Materials provided
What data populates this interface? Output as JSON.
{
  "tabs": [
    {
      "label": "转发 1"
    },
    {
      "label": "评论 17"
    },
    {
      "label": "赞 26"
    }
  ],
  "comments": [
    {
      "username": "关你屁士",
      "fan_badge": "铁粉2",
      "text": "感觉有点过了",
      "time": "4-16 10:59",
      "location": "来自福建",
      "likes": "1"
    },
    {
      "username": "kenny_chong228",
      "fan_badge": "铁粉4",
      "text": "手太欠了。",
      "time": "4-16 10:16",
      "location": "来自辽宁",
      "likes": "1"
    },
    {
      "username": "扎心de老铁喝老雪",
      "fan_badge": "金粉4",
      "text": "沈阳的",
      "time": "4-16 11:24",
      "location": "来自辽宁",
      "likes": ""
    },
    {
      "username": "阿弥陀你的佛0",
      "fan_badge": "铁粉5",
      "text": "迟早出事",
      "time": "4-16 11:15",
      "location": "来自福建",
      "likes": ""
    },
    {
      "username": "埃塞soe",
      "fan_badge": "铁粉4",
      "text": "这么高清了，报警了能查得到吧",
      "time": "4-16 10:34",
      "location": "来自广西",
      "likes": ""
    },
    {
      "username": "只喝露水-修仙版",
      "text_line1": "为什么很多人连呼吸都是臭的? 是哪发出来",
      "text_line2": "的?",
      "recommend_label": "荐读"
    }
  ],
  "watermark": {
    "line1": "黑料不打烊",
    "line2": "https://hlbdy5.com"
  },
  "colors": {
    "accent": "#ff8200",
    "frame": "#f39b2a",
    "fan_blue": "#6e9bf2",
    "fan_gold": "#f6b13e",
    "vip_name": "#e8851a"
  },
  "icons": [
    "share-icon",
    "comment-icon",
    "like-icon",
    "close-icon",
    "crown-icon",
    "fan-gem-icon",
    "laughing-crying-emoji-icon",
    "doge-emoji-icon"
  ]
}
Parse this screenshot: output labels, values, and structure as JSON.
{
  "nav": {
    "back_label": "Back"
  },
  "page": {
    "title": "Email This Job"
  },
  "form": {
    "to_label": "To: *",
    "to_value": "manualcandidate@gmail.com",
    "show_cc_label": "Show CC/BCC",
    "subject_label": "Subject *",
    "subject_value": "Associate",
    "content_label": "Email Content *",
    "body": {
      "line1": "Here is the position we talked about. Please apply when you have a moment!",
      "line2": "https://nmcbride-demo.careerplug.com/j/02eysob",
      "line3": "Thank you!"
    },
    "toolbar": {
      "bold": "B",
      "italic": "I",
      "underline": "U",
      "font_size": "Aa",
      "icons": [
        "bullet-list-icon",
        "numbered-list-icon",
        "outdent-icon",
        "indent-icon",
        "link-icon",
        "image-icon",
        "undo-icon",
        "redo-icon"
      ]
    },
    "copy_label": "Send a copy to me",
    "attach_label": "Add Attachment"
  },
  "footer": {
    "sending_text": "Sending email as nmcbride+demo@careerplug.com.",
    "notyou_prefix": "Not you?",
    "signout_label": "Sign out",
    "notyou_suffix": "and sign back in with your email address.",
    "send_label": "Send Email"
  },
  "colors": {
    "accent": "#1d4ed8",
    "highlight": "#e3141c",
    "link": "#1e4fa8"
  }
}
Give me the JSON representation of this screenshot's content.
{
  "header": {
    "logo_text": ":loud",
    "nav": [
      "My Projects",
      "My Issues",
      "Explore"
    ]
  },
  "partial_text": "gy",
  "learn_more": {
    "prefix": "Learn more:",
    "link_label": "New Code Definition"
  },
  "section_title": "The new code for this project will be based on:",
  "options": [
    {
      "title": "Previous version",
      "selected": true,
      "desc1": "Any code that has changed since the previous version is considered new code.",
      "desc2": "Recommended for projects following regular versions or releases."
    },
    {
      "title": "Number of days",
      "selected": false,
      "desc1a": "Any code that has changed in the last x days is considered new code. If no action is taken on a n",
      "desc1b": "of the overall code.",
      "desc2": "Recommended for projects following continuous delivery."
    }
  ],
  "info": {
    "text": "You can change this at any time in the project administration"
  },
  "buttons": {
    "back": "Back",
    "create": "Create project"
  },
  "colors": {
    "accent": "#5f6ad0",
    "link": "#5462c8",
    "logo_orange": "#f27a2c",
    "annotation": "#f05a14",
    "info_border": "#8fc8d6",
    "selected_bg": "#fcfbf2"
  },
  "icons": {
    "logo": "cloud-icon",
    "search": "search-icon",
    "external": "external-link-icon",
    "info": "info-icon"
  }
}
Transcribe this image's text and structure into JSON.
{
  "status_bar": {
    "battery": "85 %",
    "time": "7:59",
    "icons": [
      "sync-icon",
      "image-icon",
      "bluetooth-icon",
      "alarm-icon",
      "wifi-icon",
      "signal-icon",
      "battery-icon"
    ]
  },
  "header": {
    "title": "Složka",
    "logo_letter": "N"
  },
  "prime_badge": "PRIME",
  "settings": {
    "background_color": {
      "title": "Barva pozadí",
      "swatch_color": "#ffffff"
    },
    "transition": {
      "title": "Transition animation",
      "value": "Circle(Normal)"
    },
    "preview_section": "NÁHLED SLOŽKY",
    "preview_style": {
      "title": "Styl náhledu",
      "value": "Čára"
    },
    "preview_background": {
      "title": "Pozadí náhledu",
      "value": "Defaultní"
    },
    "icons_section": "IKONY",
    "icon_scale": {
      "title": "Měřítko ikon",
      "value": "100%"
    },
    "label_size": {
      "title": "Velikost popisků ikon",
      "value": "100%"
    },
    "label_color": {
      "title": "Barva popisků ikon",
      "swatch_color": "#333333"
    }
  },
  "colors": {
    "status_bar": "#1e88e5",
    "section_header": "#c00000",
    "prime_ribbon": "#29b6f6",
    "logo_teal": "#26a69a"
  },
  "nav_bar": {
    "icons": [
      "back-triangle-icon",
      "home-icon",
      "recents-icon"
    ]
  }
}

Exercise directions
Each line of the material above must be retyped precisely.

Result below
What data populates this interface? Output as JSON.
{
  "tabs": [
    {
      "label": "转发 1"
    },
    {
      "label": "评论 17"
    },
    {
      "label": "赞 26"
    }
  ],
  "comments": [
    {
      "username": "关你屁士",
      "fan_badge": "铁粉2",
      "text": "感觉有点过了",
      "time": "4-16 10:59",
      "location": "来自福建",
      "likes": "1"
    },
    {
      "username": "kenny_chong228",
      "fan_badge": "铁粉4",
      "text": "手太欠了。",
      "time": "4-16 10:16",
      "location": "来自辽宁",
      "likes": "1"
    },
    {
      "username": "扎心de老铁喝老雪",
      "fan_badge": "金粉4",
      "text": "沈阳的",
      "time": "4-16 11:24",
      "location": "来自辽宁",
      "likes": ""
    },
    {
      "username": "阿弥陀你的佛0",
      "fan_badge": "铁粉5",
      "text": "迟早出事",
      "time": "4-16 11:15",
      "location": "来自福建",
      "likes": ""
    },
    {
      "username": "埃塞soe",
      "fan_badge": "铁粉4",
      "text": "这么高清了，报警了能查得到吧",
      "time": "4-16 10:34",
      "location": "来自广西",
      "likes": ""
    },
    {
      "username": "只喝露水-修仙版",
      "text_line1": "为什么很多人连呼吸都是臭的? 是哪发出来",
      "text_line2": "的?",
      "recommend_label": "荐读"
    }
  ],
  "watermark": {
    "line1": "黑料不打烊",
    "line2": "https://hlbdy5.com"
  },
  "colors": {
    "accent": "#ff8200",
    "frame": "#f39b2a",
    "fan_blue": "#6e9bf2",
    "fan_gold": "#f6b13e",
    "vip_name": "#e8851a"
  },
  "icons": [
    "share-icon",
    "comment-icon",
    "like-icon",
    "close-icon",
    "crown-icon",
    "fan-gem-icon",
    "laughing-crying-emoji-icon",
    "doge-emoji-icon"
  ]
}
Parse this screenshot: output labels, values, and structure as JSON.
{
  "nav": {
    "back_label": "Back"
  },
  "page": {
    "title": "Email This Job"
  },
  "form": {
    "to_label": "To: *",
    "to_value": "manualcandidate@gmail.com",
    "show_cc_label": "Show CC/BCC",
    "subject_label": "Subject *",
    "subject_value": "Associate",
    "content_label": "Email Content *",
    "body": {
      "line1": "Here is the position we talked about. Please apply when you have a moment!",
      "line2": "https://nmcbride-demo.careerplug.com/j/02eysob",
      "line3": "Thank you!"
    },
    "toolbar": {
      "bold": "B",
      "italic": "I",
      "underline": "U",
      "font_size": "Aa",
      "icons": [
        "bullet-list-icon",
        "numbered-list-icon",
        "outdent-icon",
        "indent-icon",
        "link-icon",
        "image-icon",
        "undo-icon",
        "redo-icon"
      ]
    },
    "copy_label": "Send a copy to me",
    "attach_label": "Add Attachment"
  },
  "footer": {
    "sending_text": "Sending email as nmcbride+demo@careerplug.com.",
    "notyou_prefix": "Not you?",
    "signout_label": "Sign out",
    "notyou_suffix": "and sign back in with your email address.",
    "send_label": "Send Email"
  },
  "colors": {
    "accent": "#1d4ed8",
    "highlight": "#e3141c",
    "link": "#1e4fa8"
  }
}
Give me the JSON representation of this screenshot's content.
{
  "header": {
    "logo_text": ":loud",
    "nav": [
      "My Projects",
      "My Issues",
      "Explore"
    ]
  },
  "partial_text": "gy",
  "learn_more": {
    "prefix": "Learn more:",
    "link_label": "New Code Definition"
  },
  "section_title": "The new code for this project will be based on:",
  "options": [
    {
      "title": "Previous version",
      "selected": true,
      "desc1": "Any code that has changed since the previous version is considered new code.",
      "desc2": "Recommended for projects following regular versions or releases."
    },
    {
      "title": "Number of days",
      "selected": false,
      "desc1a": "Any code that has changed in the last x days is considered new code. If no action is taken on a n",
      "desc1b": "of the overall code.",
      "desc2": "Recommended for projects following continuous delivery."
    }
  ],
  "info": {
    "text": "You can change this at any time in the project administration"
  },
  "buttons": {
    "back": "Back",
    "create": "Create project"
  },
  "colors": {
    "accent": "#5f6ad0",
    "link": "#5462c8",
    "logo_orange": "#f27a2c",
    "annotation": "#f05a14",
    "info_border": "#8fc8d6",
    "selected_bg": "#fcfbf2"
  },
  "icons": {
    "logo": "cloud-icon",
    "search": "search-icon",
    "external": "external-link-icon",
    "info": "info-icon"
  }
}
Transcribe this image's text and structure into JSON.
{
  "status_bar": {
    "battery": "85 %",
    "time": "7:59",
    "icons": [
      "sync-icon",
      "image-icon",
      "bluetooth-icon",
      "alarm-icon",
      "wifi-icon",
      "signal-icon",
      "battery-icon"
    ]
  },
  "header": {
    "title": "Složka",
    "logo_letter": "N"
  },
  "prime_badge": "PRIME",
  "settings": {
    "background_color": {
      "title": "Barva pozadí",
      "swatch_color": "#ffffff"
    },
    "transition": {
      "title": "Transition animation",
      "value": "Circle(Normal)"
    },
    "preview_section": "NÁHLED SLOŽKY",
    "preview_style": {
      "title": "Styl náhledu",
      "value": "Čára"
    },
    "preview_background": {
      "title": "Pozadí náhledu",
      "value": "Defaultní"
    },
    "icons_section": "IKONY",
    "icon_scale": {
      "title": "Měřítko ikon",
      "value": "100%"
    },
    "label_size": {
      "title": "Velikost popisků ikon",
      "value": "100%"
    },
    "label_color": {
      "title": "Barva popisků ikon",
      "swatch_color": "#333333"
    }
  },
  "colors": {
    "status_bar": "#1e88e5",
    "section_header": "#c00000",
    "prime_ribbon": "#29b6f6",
    "logo_teal": "#26a69a"
  },
  "nav_bar": {
    "icons": [
      "back-triangle-icon",
      "home-icon",
      "recents-icon"
    ]
  }
}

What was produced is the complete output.